— START OF Document extract —
I was pleasantly surprised last Friday to see a release from Roger Miller (Alloy/Anvil Orchestra, Mission of Burma) pop up in my Bandcamp feed. It turned out to be a reissue of an album I wasn’t familiar with, Roger Miller? Oh., originally released in 1988. Scrolling down I noticed that he had just re-released a different album only a day prior, 1986’s No Man Is Hurting Me. That one I’ve got on vinyl, though I can’t remember for the life of me where I picked it up. I haven’t revisited it in a while but I’m certain that there’s a dramatic saxophone on it.
[checks Bandcamp]
Ahahaha that’s right: the dramatic saxophone is on his interpretation of the other Roger Miller’s King of The Road. That’s fucking great.
I reached out to Roger and learned that there was a third(!) reissue slated for the following week and yes sure, he’d be happy to answer a few questions so I could write about it here. I wasn’t quite fast enough to get this posted in time for Bandcamp Friday, which was July 5th and saw the re-release of M-3, a 1993 album Roger made with his brothers Laurence and Benjamin Miller. Of M-3, Roger tells me:
It was called "one of the richest guitar albums to emerge this year" by Guitar Player Magazine in 1994, so it's likely to be at least interesting. It was great working with my brothers who were the core of Sproton Layer in 1969/1970. The collective improvisation piece on the album, "The Basement" really captures the intuitive actions of brothers who grew up together.
That one I own on CD (also of mysterious origin like the No Man vinyl) and it’s a lot of fun. While I generally wouldn’t bother to give you any “sounds like” comparisons for these records, the opening track Roasting the Salamander has always given me some *Catupecu Machu vibes.
These three reissues are all quite distinct from each other and I enjoyed digging into “Oh.” for the first time as the most experimental-feeling of the three. The tracks on this record range from rearranged improvisations to an increasingly sped-up Mission of Burma track (absolute nightmare fuel for my anxiety and oversensitive hearing but not without whimsy) to an acoustic track that features a subconsciously-sourced language and which only came to exist because the record label demanded more.
— END OF Document extract —
• Problems to work on:
1. List every album the post about the Roger Miller reissues names as being reissued, each with the original release year the post gives.
2. Transcribe the passage of the post about the Roger Miller reissues starting with "I was pleasantly" and going on through "saxophone on it.".
— START OF Records provided —
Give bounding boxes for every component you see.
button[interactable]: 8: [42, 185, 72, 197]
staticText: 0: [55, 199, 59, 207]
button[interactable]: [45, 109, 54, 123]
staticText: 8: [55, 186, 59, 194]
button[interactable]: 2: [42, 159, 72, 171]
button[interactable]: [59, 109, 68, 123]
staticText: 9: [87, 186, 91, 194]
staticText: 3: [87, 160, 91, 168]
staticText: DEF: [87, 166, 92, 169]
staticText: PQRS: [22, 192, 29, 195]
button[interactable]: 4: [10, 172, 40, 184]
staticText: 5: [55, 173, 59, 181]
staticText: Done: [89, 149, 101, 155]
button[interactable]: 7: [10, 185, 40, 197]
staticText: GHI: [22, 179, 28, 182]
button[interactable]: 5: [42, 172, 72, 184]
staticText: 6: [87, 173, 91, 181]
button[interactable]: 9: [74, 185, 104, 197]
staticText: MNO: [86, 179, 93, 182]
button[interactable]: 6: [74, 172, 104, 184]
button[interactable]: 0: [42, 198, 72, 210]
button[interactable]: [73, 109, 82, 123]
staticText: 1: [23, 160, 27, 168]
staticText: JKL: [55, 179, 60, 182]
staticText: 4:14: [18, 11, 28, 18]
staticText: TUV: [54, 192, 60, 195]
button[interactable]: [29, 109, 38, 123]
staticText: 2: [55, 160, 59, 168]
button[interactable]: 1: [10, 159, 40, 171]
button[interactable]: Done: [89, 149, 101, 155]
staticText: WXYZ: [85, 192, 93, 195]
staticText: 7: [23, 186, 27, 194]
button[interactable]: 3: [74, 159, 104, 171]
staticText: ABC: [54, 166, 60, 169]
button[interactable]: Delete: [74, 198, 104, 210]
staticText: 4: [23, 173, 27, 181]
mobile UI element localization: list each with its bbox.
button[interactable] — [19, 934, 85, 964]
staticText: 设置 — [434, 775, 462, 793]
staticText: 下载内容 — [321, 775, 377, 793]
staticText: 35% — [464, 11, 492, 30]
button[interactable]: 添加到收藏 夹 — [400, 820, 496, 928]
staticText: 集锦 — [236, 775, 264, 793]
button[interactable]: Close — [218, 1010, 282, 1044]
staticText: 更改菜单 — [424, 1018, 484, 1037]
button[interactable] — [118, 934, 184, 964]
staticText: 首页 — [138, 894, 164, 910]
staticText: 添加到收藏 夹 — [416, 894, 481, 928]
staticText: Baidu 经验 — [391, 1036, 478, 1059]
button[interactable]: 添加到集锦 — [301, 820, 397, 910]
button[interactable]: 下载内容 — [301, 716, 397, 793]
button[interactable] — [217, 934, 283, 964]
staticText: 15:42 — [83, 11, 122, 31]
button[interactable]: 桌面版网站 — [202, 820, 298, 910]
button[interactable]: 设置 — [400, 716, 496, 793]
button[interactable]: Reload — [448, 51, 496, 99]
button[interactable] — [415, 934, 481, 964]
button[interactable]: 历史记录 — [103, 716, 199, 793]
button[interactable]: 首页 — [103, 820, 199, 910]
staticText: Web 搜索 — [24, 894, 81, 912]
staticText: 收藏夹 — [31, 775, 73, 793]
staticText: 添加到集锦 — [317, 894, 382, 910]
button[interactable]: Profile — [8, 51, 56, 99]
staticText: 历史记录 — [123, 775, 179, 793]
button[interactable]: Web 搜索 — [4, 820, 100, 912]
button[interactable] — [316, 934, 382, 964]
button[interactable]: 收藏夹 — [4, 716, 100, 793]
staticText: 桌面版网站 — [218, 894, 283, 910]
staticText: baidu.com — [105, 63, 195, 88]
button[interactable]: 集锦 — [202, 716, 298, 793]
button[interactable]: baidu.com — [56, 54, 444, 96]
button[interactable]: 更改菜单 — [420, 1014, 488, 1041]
— END OF Records provided —
• Results:
1.
Roger Miller? Oh., 1988
No Man Is Hurting Me, 1986
M-3, 1993

2.
I was pleasantly surprised last Friday to see a release from Roger Miller (Alloy/Anvil Orchestra, Mission of Burma) pop up in my Bandcamp feed. It turned out to be a reissue of an album I wasn’t familiar with, Roger Miller? Oh., originally released in 1988. Scrolling down I noticed that he had just re-released a different album only a day prior, 1986’s No Man Is Hurting Me. That one I’ve got on vinyl, though I can’t remember for the life of me where I picked it up. I haven’t revisited it in a while but I’m certain that there’s a dramatic saxophone on it.